>>>>

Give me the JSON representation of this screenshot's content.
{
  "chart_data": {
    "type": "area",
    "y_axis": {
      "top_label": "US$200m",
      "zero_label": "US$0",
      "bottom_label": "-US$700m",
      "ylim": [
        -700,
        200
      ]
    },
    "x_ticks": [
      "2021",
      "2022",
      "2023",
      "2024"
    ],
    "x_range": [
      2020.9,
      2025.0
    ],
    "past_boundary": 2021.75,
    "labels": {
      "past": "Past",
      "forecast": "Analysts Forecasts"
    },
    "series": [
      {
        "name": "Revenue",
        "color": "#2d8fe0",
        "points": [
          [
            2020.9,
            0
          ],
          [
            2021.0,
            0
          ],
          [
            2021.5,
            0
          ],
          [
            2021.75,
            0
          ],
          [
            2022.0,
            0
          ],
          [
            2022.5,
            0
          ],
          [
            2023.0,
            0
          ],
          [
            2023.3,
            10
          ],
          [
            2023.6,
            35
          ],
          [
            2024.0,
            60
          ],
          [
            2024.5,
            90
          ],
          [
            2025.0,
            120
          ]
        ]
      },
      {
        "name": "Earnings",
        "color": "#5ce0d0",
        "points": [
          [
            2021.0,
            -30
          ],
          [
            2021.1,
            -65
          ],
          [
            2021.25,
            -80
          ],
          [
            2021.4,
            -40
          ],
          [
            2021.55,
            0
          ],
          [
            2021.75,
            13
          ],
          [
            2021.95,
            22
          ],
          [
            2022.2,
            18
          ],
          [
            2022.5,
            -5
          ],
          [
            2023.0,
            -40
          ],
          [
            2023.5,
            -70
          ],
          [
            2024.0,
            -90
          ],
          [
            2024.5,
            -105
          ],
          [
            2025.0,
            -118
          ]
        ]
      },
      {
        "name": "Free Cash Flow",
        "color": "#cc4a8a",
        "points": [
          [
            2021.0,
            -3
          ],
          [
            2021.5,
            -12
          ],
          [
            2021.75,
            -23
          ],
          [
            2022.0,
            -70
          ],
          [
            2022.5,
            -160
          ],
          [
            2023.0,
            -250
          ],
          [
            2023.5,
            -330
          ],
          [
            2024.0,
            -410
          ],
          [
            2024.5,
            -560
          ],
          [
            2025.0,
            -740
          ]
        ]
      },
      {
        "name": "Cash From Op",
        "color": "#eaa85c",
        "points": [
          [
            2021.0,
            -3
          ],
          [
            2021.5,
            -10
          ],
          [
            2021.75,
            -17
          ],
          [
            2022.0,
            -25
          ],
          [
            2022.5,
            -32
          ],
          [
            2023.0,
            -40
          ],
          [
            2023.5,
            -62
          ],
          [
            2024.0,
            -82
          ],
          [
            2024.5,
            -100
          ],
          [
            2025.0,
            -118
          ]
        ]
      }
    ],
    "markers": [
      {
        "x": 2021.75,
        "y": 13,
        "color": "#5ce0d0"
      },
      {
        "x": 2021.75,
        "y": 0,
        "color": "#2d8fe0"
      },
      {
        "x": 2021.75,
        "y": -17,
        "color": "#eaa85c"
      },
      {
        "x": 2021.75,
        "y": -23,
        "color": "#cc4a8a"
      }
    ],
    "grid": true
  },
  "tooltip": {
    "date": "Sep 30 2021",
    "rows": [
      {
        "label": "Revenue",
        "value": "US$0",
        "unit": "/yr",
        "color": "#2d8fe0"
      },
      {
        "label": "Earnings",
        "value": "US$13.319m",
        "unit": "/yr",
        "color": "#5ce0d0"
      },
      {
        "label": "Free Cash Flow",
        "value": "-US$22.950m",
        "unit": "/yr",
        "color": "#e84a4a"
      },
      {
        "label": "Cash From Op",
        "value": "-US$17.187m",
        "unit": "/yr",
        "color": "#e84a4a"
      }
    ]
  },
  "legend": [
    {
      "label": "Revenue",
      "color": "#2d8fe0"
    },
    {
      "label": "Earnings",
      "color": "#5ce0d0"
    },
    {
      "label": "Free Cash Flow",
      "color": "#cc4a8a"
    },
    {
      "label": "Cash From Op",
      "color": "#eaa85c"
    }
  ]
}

<<<<

(What is needed): The records above must be repeated exactly, every one of them.

(Answer to the task):
Give me the JSON representation of this screenshot's content.
{
  "chart_data": {
    "type": "area",
    "y_axis": {
      "top_label": "US$200m",
      "zero_label": "US$0",
      "bottom_label": "-US$700m",
      "ylim": [
        -700,
        200
      ]
    },
    "x_ticks": [
      "2021",
      "2022",
      "2023",
      "2024"
    ],
    "x_range": [
      2020.9,
      2025.0
    ],
    "past_boundary": 2021.75,
    "labels": {
      "past": "Past",
      "forecast": "Analysts Forecasts"
    },
    "series": [
      {
        "name": "Revenue",
        "color": "#2d8fe0",
        "points": [
          [
            2020.9,
            0
          ],
          [
            2021.0,
            0
          ],
          [
            2021.5,
            0
          ],
          [
            2021.75,
            0
          ],
          [
            2022.0,
            0
          ],
          [
            2022.5,
            0
          ],
          [
            2023.0,
            0
          ],
          [
            2023.3,
            10
          ],
          [
            2023.6,
            35
          ],
          [
            2024.0,
            60
          ],
          [
            2024.5,
            90
          ],
          [
            2025.0,
            120
          ]
        ]
      },
      {
        "name": "Earnings",
        "color": "#5ce0d0",
        "points": [
          [
            2021.0,
            -30
          ],
          [
            2021.1,
            -65
          ],
          [
            2021.25,
            -80
          ],
          [
            2021.4,
            -40
          ],
          [
            2021.55,
            0
          ],
          [
            2021.75,
            13
          ],
          [
            2021.95,
            22
          ],
          [
            2022.2,
            18
          ],
          [
            2022.5,
            -5
          ],
          [
            2023.0,
            -40
          ],
          [
            2023.5,
            -70
          ],
          [
            2024.0,
            -90
          ],
          [
            2024.5,
            -105
          ],
          [
            2025.0,
            -118
          ]
        ]
      },
      {
        "name": "Free Cash Flow",
        "color": "#cc4a8a",
        "points": [
          [
            2021.0,
            -3
          ],
          [
            2021.5,
            -12
          ],
          [
            2021.75,
            -23
          ],
          [
            2022.0,
            -70
          ],
          [
            2022.5,
            -160
          ],
          [
            2023.0,
            -250
          ],
          [
            2023.5,
            -330
          ],
          [
            2024.0,
            -410
          ],
          [
            2024.5,
            -560
          ],
          [
            2025.0,
            -740
          ]
        ]
      },
      {
        "name": "Cash From Op",
        "color": "#eaa85c",
        "points": [
          [
            2021.0,
            -3
          ],
          [
            2021.5,
            -10
          ],
          [
            2021.75,
            -17
          ],
          [
            2022.0,
            -25
          ],
          [
            2022.5,
            -32
          ],
          [
            2023.0,
            -40
          ],
          [
            2023.5,
            -62
          ],
          [
            2024.0,
            -82
          ],
          [
            2024.5,
            -100
          ],
          [
            2025.0,
            -118
          ]
        ]
      }
    ],
    "markers": [
      {
        "x": 2021.75,
        "y": 13,
        "color": "#5ce0d0"
      },
      {
        "x": 2021.75,
        "y": 0,
        "color": "#2d8fe0"
      },
      {
        "x": 2021.75,
        "y": -17,
        "color": "#eaa85c"
      },
      {
        "x": 2021.75,
        "y": -23,
        "color": "#cc4a8a"
      }
    ],
    "grid": true
  },
  "tooltip": {
    "date": "Sep 30 2021",
    "rows": [
      {
        "label": "Revenue",
        "value": "US$0",
        "unit": "/yr",
        "color": "#2d8fe0"
      },
      {
        "label": "Earnings",
        "value": "US$13.319m",
        "unit": "/yr",
        "color": "#5ce0d0"
      },
      {
        "label": "Free Cash Flow",
        "value": "-US$22.950m",
        "unit": "/yr",
        "color": "#e84a4a"
      },
      {
        "label": "Cash From Op",
        "value": "-US$17.187m",
        "unit": "/yr",
        "color": "#e84a4a"
      }
    ]
  },
  "legend": [
    {
      "label": "Revenue",
      "color": "#2d8fe0"
    },
    {
      "label": "Earnings",
      "color": "#5ce0d0"
    },
    {
      "label": "Free Cash Flow",
      "color": "#cc4a8a"
    },
    {
      "label": "Cash From Op",
      "color": "#eaa85c"
    }
  ]
}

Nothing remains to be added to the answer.